** start of MATERIAL PROVIDED **
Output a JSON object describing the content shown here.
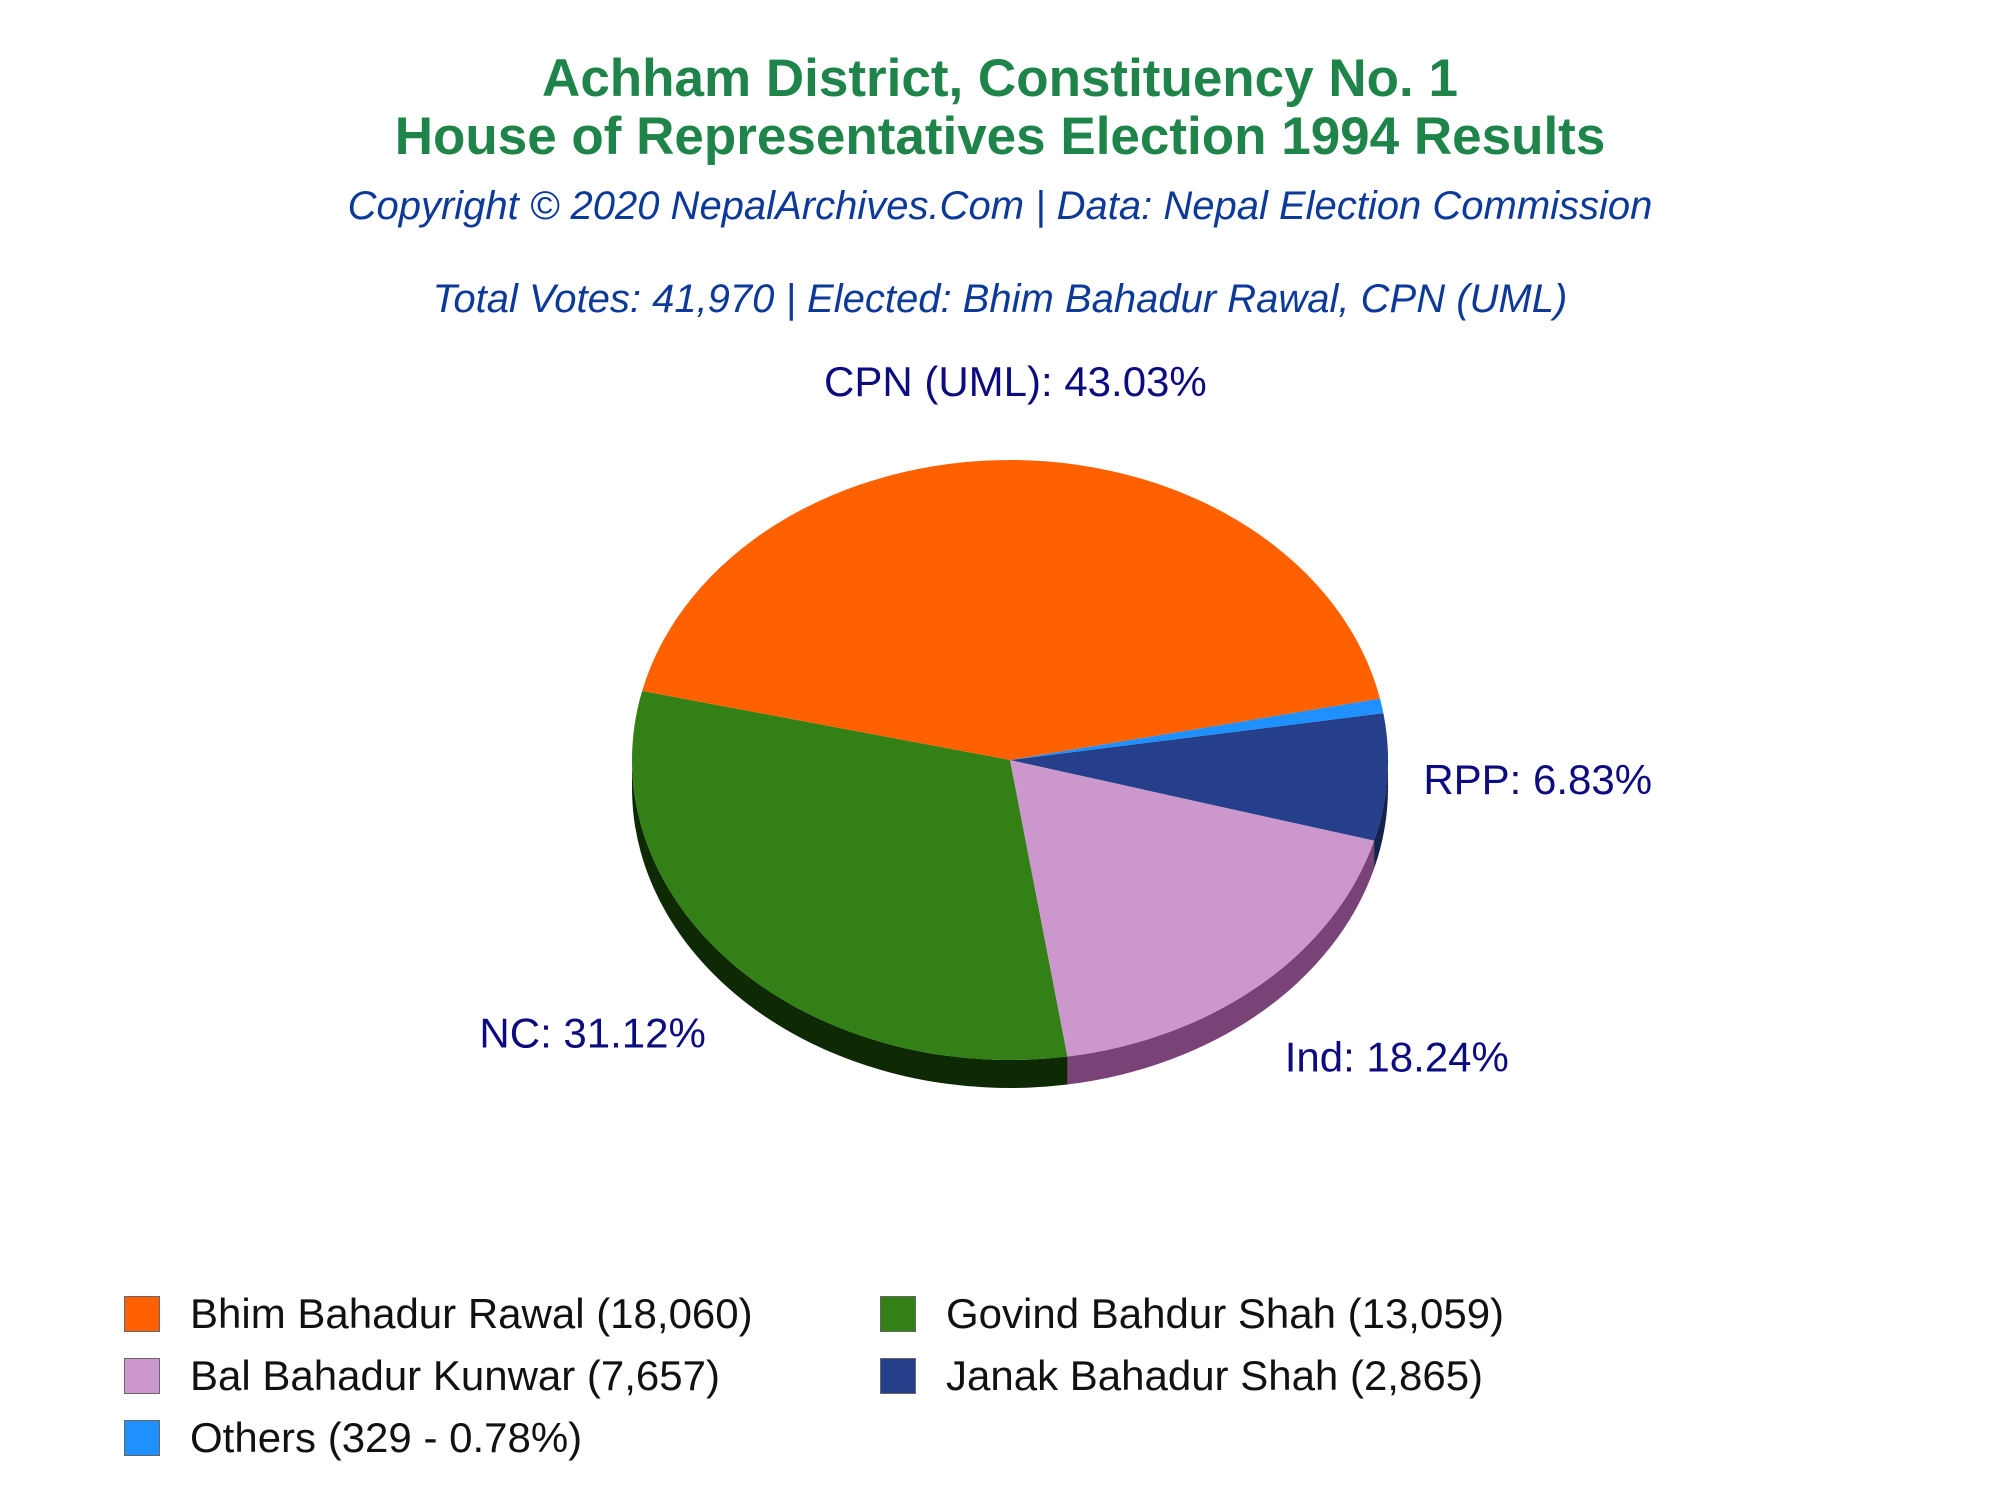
{
  "chart_data": {
    "type": "pie",
    "title_line1": "Achham District, Constituency No. 1",
    "title_line2": "House of Representatives Election 1994 Results",
    "subtitle": "Copyright © 2020 NepalArchives.Com | Data: Nepal Election Commission",
    "info": "Total Votes: 41,970 | Elected: Bhim Bahadur Rawal, CPN (UML)",
    "slices": [
      {
        "party": "CPN (UML)",
        "label": "CPN (UML): 43.03%",
        "percent": 43.03,
        "color": "#ff6100",
        "side_color": "#a33e00"
      },
      {
        "party": "NC",
        "label": "NC: 31.12%",
        "percent": 31.12,
        "color": "#338016",
        "side_color": "#0e2a04"
      },
      {
        "party": "Ind",
        "label": "Ind: 18.24%",
        "percent": 18.24,
        "color": "#cc97cc",
        "side_color": "#7a4378"
      },
      {
        "party": "RPP",
        "label": "RPP: 6.83%",
        "percent": 6.83,
        "color": "#263f8a",
        "side_color": "#14224d"
      },
      {
        "party": "Others",
        "label": "",
        "percent": 0.78,
        "color": "#1e90ff",
        "side_color": "#1460a8"
      }
    ],
    "legend": [
      {
        "label": "Bhim Bahadur Rawal (18,060)",
        "color": "#ff6100"
      },
      {
        "label": "Govind Bahdur Shah (13,059)",
        "color": "#338016"
      },
      {
        "label": "Bal Bahadur Kunwar (7,657)",
        "color": "#cc97cc"
      },
      {
        "label": "Janak Bahadur Shah (2,865)",
        "color": "#263f8a"
      },
      {
        "label": "Others (329 - 0.78%)",
        "color": "#1e90ff"
      }
    ],
    "label_color": "#0c0c80"
  }
}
** end of MATERIAL PROVIDED **
Reproduce each line exactly, please, except for any pictures.

Output a JSON object describing the content shown here.
{
  "chart_data": {
    "type": "pie",
    "title_line1": "Achham District, Constituency No. 1",
    "title_line2": "House of Representatives Election 1994 Results",
    "subtitle": "Copyright © 2020 NepalArchives.Com | Data: Nepal Election Commission",
    "info": "Total Votes: 41,970 | Elected: Bhim Bahadur Rawal, CPN (UML)",
    "slices": [
      {
        "party": "CPN (UML)",
        "label": "CPN (UML): 43.03%",
        "percent": 43.03,
        "color": "#ff6100",
        "side_color": "#a33e00"
      },
      {
        "party": "NC",
        "label": "NC: 31.12%",
        "percent": 31.12,
        "color": "#338016",
        "side_color": "#0e2a04"
      },
      {
        "party": "Ind",
        "label": "Ind: 18.24%",
        "percent": 18.24,
        "color": "#cc97cc",
        "side_color": "#7a4378"
      },
      {
        "party": "RPP",
        "label": "RPP: 6.83%",
        "percent": 6.83,
        "color": "#263f8a",
        "side_color": "#14224d"
      },
      {
        "party": "Others",
        "label": "",
        "percent": 0.78,
        "color": "#1e90ff",
        "side_color": "#1460a8"
      }
    ],
    "legend": [
      {
        "label": "Bhim Bahadur Rawal (18,060)",
        "color": "#ff6100"
      },
      {
        "label": "Govind Bahdur Shah (13,059)",
        "color": "#338016"
      },
      {
        "label": "Bal Bahadur Kunwar (7,657)",
        "color": "#cc97cc"
      },
      {
        "label": "Janak Bahadur Shah (2,865)",
        "color": "#263f8a"
      },
      {
        "label": "Others (329 - 0.78%)",
        "color": "#1e90ff"
      }
    ],
    "label_color": "#0c0c80"
  }
}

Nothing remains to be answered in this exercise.